--- DOCUMENT PASSAGE ---

However, the Charter, which I follow now, has enjoined the use of the concept of conspiracy. I do not, therefore, go any further into these questions of doubt. At any rate, it would appear therefrom that if such a concept is to be applied to Germans, this must only be done with all limitations imposed by equity.

Anglo-American law defines conspiracy as an agreement between a number of persons to commit crimes, “a combination or an agreement between two or more persons for accomplishing an unlawful end or a lawful end by unlawful means.”

Similar definitions keep recurring. Two points form the main characteristics: “agreement” and “common plan.”

Agreement means an explicit or tacit understanding. If several persons pursue the same end independently of one another, then there is no conspiracy. It is accordingly not enough that the plan be common to all of them, they must have knowledge of this community and everyone must voluntarily accept the plan as his own. The very expression “to conspire” implies that everyone contributes knowingly and willingly. A person under duress is no conspirator, for duress does not produce agreement, at the utmost purely external assistance. For instance, if somebody imposes his will on another, then there is no conspiracy. Therefore, a conspiracy with a dictator at its head is a contradiction in itself. A dictator does not enter into a conspiracy with his followers; he does not make any agreement with them, he dictates.

Knowledge and will of the conspirators are aimed at a common plan. The contents of such a plan can be very different. In English law, for instance, conspiracies are known for committing murder, fraud, blackmail, false accusation, certain economic delicts, and so forth. In all these cases, conspiracy is treated as a crime sui generis; and therefore the conspirators are punishable for conspiracy regardless of whether a murder, a fraud, or even a mere attempt at such crimes has been committed in any given case.

--- EXTRACTED MATERIAL ---

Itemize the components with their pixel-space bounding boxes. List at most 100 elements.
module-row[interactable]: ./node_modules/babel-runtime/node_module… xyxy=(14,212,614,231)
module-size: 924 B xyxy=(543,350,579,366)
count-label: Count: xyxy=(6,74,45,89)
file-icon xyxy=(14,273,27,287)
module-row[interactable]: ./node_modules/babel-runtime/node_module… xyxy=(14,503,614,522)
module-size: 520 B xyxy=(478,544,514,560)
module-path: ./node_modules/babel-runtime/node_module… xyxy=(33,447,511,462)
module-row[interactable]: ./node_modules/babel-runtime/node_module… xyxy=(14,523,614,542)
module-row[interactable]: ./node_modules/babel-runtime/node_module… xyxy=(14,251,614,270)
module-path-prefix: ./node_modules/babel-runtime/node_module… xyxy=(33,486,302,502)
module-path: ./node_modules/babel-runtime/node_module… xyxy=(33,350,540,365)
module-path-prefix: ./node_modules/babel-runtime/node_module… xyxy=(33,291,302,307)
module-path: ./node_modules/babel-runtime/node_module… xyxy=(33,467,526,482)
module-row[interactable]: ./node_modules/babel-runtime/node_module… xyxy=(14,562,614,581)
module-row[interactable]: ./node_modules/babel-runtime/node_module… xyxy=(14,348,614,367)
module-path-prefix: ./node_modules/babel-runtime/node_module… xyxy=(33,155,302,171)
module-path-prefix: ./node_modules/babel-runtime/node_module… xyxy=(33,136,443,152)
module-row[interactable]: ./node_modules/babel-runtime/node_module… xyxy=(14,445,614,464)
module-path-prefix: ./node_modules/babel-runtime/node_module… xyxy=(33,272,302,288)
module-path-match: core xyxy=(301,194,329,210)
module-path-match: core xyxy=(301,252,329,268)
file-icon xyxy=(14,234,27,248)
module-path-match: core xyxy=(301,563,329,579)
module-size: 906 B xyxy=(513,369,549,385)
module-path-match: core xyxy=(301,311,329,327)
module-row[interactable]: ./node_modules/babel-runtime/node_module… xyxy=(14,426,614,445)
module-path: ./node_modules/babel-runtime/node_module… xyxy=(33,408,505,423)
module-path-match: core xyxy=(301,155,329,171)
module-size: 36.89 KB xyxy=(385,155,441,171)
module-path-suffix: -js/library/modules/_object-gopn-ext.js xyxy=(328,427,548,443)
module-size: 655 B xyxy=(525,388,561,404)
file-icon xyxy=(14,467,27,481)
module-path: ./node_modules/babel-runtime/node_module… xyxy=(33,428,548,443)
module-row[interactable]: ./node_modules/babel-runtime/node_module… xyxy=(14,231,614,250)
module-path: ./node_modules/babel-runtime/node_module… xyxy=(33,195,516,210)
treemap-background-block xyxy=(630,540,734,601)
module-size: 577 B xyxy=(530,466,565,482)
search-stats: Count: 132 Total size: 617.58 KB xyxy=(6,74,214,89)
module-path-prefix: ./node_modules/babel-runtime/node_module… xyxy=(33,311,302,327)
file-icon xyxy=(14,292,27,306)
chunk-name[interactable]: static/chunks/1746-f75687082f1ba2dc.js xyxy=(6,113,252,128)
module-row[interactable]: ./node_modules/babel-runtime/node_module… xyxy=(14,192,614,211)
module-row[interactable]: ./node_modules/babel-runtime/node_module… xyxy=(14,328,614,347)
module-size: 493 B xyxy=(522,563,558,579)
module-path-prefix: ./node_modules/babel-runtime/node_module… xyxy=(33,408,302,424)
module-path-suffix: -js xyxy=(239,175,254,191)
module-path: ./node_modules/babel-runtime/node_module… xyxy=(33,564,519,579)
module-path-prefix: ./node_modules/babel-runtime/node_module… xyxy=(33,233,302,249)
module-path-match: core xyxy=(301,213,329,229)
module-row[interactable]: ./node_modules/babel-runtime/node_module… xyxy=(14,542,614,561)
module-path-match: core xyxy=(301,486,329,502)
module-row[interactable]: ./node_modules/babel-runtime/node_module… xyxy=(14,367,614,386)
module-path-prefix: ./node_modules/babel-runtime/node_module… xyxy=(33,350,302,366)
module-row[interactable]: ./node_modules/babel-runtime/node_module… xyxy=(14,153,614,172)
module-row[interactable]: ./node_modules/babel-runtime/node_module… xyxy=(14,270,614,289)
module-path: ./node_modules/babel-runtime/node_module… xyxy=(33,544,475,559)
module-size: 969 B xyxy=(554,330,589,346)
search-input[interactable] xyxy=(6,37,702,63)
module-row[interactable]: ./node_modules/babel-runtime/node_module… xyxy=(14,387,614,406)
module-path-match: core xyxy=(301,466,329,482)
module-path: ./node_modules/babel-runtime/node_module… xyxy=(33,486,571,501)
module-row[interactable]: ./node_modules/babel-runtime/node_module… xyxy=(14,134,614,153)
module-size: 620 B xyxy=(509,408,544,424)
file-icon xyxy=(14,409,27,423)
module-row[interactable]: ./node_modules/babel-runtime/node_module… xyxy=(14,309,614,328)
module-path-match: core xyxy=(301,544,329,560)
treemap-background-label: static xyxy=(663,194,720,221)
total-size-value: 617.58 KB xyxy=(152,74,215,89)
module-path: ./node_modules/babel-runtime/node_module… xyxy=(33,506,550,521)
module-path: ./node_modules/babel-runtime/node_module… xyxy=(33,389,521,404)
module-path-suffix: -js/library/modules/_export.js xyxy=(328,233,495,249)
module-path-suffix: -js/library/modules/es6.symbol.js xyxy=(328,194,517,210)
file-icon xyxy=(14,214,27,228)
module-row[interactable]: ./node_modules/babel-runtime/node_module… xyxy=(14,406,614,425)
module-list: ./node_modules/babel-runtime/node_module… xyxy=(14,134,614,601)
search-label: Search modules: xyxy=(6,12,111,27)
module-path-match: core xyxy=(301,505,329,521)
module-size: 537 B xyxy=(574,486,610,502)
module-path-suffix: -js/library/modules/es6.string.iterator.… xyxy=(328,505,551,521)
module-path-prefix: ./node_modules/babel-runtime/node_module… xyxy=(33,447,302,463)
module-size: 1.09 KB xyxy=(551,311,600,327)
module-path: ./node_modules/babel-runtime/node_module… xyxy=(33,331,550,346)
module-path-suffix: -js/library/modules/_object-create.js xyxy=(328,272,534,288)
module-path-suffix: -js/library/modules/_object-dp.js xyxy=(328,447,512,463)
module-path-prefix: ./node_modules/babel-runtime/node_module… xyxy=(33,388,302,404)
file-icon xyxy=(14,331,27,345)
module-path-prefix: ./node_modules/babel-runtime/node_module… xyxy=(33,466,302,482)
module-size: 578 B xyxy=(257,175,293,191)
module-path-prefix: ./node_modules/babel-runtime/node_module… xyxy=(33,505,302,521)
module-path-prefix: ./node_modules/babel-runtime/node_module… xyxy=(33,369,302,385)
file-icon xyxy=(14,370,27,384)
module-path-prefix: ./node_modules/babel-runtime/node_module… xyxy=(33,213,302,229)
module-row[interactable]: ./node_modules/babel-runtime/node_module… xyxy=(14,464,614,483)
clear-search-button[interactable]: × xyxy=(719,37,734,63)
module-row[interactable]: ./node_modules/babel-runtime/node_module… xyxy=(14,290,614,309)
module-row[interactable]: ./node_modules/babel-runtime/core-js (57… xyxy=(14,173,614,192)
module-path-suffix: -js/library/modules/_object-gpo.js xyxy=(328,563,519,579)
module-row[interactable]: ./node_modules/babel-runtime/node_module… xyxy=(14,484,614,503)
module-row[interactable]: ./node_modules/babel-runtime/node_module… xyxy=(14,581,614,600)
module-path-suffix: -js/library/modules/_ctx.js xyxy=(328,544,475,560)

---

= WORK TASK 1 =
In the passage on conspiracy, which two points form the main characteristics of conspiracy?
= WORK TASK 2 =
Do these statements agree with the passage on conspiracy? (a) A person acting under duress counts as a conspirator. (b) In English law, conspiracy is treated as a crime in its own right. (c) Several persons who pursue the same end independently of one another form a conspiracy.
= WORK TASK 3 =
Reproduce the part of the passage on conspiracy starting at "Agreement means an" and ending at "them, he dictates.".

= EXERCISE SOLUTION 1 =
"Agreement" and "common plan."

= EXERCISE SOLUTION 2 =
(a) No: "A person under duress is no conspirator, for duress does not produce agreement, at the utmost purely external assistance."
(b) Yes: "In all these cases, conspiracy is treated as a crime sui generis."
(c) No: "If several persons pursue the same end independently of one another, then there is no conspiracy."

= EXERCISE SOLUTION 3 =
Agreement means an explicit or tacit understanding. If several persons pursue the same end independently of one another, then there is no conspiracy. It is accordingly not enough that the plan be common to all of them, they must have knowledge of this community and everyone must voluntarily accept the plan as his own. The very expression “to conspire” implies that everyone contributes knowingly and willingly. A person under duress is no conspirator, for duress does not produce agreement, at the utmost purely external assistance. For instance, if somebody imposes his will on another, then there is no conspiracy. Therefore, a conspiracy with a dictator at its head is a contradiction in itself. A dictator does not enter into a conspiracy with his followers; he does not make any agreement with them, he dictates.